◆ Exercise brief ◆
Separate out the lines that hold "Coherent".

-------- Task data --------

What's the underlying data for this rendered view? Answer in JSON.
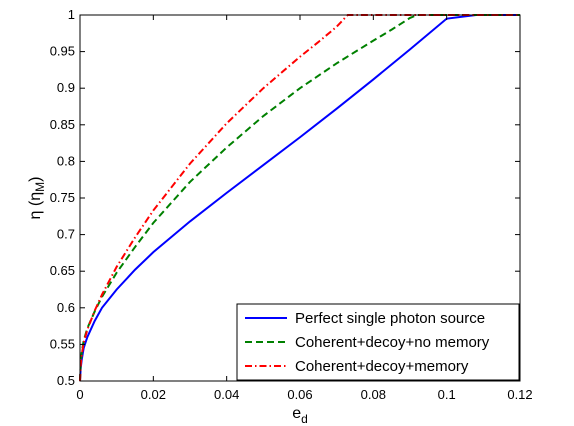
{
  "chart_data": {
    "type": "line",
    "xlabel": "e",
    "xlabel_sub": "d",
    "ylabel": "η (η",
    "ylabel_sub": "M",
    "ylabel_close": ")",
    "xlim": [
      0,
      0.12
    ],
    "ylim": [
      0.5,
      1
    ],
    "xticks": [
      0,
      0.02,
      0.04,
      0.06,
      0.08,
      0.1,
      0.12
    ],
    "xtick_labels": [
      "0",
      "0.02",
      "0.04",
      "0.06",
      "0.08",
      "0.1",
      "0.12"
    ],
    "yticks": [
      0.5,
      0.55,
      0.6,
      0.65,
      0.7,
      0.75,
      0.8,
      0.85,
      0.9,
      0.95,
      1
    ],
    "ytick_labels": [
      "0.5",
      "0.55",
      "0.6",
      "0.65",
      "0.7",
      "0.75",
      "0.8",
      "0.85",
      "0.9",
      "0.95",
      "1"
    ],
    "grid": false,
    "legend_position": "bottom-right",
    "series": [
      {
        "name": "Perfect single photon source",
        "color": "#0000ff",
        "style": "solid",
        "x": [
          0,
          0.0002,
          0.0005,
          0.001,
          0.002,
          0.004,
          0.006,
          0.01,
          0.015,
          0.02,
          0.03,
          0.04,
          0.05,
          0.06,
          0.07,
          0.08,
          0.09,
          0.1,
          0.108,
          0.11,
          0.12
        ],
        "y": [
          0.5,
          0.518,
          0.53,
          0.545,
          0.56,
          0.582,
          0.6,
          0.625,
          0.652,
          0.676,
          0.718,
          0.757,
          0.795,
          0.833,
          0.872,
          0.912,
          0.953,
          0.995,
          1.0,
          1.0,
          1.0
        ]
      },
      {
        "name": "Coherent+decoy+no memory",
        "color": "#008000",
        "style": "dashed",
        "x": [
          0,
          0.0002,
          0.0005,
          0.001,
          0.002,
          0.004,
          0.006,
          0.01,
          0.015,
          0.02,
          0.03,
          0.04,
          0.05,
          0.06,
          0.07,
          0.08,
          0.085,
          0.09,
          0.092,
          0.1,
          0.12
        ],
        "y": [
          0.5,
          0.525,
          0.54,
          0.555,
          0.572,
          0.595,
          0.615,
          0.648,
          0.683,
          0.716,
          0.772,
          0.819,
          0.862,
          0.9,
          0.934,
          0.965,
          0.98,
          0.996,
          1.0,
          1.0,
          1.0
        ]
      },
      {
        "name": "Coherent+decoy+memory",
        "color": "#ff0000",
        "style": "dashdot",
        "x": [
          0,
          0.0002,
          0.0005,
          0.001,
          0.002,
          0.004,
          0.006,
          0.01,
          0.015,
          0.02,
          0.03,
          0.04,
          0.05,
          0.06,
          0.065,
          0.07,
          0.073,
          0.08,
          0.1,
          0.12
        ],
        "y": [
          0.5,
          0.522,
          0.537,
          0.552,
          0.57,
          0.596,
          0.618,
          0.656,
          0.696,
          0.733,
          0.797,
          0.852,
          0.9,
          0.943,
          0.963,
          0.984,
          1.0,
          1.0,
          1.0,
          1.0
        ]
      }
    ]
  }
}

--------

◆ Response to this task ◆
        "name": "Coherent+decoy+no memory",
        "name": "Coherent+decoy+memory",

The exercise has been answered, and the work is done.